Stated problem: Only the number is wanted: tally the lines below that contain the word "table".

[Extracted data entries]
_ _ _ _

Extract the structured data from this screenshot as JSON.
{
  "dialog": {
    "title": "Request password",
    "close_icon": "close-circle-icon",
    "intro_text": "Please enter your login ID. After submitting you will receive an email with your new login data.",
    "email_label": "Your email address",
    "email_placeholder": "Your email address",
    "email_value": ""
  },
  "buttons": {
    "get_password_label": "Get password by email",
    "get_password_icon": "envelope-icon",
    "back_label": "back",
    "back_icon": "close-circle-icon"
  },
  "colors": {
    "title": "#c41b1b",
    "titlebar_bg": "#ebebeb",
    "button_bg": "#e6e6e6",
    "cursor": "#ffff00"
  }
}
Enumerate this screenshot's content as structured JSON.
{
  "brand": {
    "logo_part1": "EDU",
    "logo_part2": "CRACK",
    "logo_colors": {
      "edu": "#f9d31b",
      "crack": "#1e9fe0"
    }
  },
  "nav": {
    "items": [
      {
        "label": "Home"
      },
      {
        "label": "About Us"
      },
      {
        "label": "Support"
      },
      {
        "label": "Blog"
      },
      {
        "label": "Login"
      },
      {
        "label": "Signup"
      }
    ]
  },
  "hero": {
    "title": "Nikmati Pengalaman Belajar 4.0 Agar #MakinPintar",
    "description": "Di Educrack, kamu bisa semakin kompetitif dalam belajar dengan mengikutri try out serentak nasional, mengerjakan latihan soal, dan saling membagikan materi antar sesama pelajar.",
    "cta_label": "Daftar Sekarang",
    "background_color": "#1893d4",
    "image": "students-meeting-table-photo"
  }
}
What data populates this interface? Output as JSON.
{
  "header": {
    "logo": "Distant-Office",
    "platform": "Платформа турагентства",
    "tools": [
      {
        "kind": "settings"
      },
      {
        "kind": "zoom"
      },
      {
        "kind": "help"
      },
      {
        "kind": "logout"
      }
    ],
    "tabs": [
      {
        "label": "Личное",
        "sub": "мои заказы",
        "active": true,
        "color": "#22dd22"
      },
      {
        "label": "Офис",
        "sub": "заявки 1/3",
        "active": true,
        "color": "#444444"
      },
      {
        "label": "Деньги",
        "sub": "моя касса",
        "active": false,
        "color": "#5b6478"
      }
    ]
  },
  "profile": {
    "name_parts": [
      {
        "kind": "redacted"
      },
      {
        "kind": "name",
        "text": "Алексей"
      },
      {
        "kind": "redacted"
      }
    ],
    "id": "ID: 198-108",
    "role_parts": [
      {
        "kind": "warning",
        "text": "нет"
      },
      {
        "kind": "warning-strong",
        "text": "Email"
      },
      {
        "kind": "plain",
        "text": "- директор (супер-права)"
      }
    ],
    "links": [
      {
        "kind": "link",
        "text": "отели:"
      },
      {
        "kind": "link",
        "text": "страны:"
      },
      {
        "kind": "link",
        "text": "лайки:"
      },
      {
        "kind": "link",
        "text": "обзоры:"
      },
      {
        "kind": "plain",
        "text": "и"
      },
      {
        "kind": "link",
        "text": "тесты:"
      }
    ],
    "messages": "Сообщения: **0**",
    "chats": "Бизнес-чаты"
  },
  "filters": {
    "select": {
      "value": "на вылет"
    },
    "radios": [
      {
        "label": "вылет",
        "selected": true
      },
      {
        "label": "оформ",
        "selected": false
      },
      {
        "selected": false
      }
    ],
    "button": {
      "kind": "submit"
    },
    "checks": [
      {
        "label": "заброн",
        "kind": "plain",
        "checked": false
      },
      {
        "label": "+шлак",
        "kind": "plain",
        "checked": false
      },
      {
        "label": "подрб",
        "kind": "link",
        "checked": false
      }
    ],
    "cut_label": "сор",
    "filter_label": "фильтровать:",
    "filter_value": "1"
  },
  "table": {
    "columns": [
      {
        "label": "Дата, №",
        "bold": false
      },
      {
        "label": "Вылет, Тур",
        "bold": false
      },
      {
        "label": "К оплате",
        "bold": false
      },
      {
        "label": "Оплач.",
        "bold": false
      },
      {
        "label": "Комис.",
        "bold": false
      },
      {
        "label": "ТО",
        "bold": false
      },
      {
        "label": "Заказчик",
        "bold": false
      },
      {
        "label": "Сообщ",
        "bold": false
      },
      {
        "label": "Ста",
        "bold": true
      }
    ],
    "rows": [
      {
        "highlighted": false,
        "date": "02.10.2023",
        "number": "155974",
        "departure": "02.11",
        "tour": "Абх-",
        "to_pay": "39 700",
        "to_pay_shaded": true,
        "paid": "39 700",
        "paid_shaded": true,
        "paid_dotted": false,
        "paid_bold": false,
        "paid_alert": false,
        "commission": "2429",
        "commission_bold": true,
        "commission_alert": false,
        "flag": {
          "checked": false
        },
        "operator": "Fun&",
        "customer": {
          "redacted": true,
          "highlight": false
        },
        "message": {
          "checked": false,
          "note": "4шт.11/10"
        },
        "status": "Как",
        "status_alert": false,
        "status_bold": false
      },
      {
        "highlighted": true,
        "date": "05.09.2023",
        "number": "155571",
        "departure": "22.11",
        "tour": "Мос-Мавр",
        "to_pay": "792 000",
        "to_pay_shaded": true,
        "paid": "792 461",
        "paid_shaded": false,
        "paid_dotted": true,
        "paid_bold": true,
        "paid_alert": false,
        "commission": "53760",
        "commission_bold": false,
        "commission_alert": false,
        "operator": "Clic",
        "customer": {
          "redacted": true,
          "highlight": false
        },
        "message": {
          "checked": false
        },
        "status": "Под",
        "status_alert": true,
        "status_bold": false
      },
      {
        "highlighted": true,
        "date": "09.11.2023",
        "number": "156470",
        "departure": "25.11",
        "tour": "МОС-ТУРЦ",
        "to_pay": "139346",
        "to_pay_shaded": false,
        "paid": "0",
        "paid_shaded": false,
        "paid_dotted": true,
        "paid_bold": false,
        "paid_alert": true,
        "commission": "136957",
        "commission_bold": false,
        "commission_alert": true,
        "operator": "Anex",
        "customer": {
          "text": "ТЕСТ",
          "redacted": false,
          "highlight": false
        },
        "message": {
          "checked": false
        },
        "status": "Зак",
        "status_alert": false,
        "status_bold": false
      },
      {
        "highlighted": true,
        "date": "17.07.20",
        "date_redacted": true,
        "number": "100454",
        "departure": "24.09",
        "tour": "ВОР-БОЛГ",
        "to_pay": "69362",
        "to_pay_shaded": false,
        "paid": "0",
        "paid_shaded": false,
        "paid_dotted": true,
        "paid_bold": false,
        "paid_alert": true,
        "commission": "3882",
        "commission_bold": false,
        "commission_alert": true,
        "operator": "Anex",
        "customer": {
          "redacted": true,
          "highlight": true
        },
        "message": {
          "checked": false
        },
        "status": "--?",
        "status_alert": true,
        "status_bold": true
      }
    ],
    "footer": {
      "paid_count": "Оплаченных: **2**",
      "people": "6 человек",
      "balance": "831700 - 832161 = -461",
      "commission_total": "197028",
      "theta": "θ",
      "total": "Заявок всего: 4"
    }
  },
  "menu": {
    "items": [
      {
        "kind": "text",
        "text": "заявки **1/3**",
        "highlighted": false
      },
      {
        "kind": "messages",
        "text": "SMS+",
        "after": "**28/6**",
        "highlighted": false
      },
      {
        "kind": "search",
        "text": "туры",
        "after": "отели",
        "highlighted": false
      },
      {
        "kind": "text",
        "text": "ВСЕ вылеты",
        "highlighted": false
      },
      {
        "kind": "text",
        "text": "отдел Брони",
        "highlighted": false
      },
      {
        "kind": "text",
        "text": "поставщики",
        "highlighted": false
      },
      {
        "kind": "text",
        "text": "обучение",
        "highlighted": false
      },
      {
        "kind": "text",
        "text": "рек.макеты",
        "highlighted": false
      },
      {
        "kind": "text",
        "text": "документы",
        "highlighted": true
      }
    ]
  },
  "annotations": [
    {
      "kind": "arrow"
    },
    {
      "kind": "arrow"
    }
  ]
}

_ _ _ _

Task result: 2